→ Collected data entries
※
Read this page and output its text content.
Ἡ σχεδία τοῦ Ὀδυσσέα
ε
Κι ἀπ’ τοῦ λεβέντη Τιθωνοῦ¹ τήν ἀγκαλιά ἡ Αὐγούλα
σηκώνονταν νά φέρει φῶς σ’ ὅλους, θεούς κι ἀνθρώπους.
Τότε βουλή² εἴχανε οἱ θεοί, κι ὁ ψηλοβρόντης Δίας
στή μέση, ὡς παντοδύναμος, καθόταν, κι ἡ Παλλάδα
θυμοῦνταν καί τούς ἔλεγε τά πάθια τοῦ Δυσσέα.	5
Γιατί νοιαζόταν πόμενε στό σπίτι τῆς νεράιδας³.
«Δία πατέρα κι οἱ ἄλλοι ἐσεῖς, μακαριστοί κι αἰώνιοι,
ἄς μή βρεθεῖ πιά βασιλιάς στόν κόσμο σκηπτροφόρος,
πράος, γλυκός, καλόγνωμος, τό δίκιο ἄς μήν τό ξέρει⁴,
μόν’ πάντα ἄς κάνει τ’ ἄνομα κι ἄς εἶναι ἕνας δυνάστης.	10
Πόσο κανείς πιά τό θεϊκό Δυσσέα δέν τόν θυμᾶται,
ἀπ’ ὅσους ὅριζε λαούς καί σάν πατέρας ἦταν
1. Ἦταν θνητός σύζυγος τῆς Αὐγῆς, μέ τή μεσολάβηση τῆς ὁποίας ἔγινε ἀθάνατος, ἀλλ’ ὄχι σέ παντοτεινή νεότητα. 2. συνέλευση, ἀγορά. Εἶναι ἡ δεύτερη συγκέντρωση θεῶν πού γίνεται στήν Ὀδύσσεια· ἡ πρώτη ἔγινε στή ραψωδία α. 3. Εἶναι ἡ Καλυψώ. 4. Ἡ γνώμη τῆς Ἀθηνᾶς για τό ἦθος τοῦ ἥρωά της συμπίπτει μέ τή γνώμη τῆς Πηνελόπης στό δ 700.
※
→ Requirement
The listing above should be transcribed in full, exactly as written.

→ Answer in full
Read this page and output its text content.
Ἡ σχεδία τοῦ Ὀδυσσέα
ε
Κι ἀπ’ τοῦ λεβέντη Τιθωνοῦ¹ τήν ἀγκαλιά ἡ Αὐγούλα
σηκώνονταν νά φέρει φῶς σ’ ὅλους, θεούς κι ἀνθρώπους.
Τότε βουλή² εἴχανε οἱ θεοί, κι ὁ ψηλοβρόντης Δίας
στή μέση, ὡς παντοδύναμος, καθόταν, κι ἡ Παλλάδα
θυμοῦνταν καί τούς ἔλεγε τά πάθια τοῦ Δυσσέα.	5
Γιατί νοιαζόταν πόμενε στό σπίτι τῆς νεράιδας³.
«Δία πατέρα κι οἱ ἄλλοι ἐσεῖς, μακαριστοί κι αἰώνιοι,
ἄς μή βρεθεῖ πιά βασιλιάς στόν κόσμο σκηπτροφόρος,
πράος, γλυκός, καλόγνωμος, τό δίκιο ἄς μήν τό ξέρει⁴,
μόν’ πάντα ἄς κάνει τ’ ἄνομα κι ἄς εἶναι ἕνας δυνάστης.	10
Πόσο κανείς πιά τό θεϊκό Δυσσέα δέν τόν θυμᾶται,
ἀπ’ ὅσους ὅριζε λαούς καί σάν πατέρας ἦταν
1. Ἦταν θνητός σύζυγος τῆς Αὐγῆς, μέ τή μεσολάβηση τῆς ὁποίας ἔγινε ἀθάνατος, ἀλλ’ ὄχι σέ παντοτεινή νεότητα. 2. συνέλευση, ἀγορά. Εἶναι ἡ δεύτερη συγκέντρωση θεῶν πού γίνεται στήν Ὀδύσσεια· ἡ πρώτη ἔγινε στή ραψωδία α. 3. Εἶναι ἡ Καλυψώ. 4. Ἡ γνώμη τῆς Ἀθηνᾶς για τό ἦθος τοῦ ἥρωά της συμπίπτει μέ τή γνώμη τῆς Πηνελόπης στό δ 700.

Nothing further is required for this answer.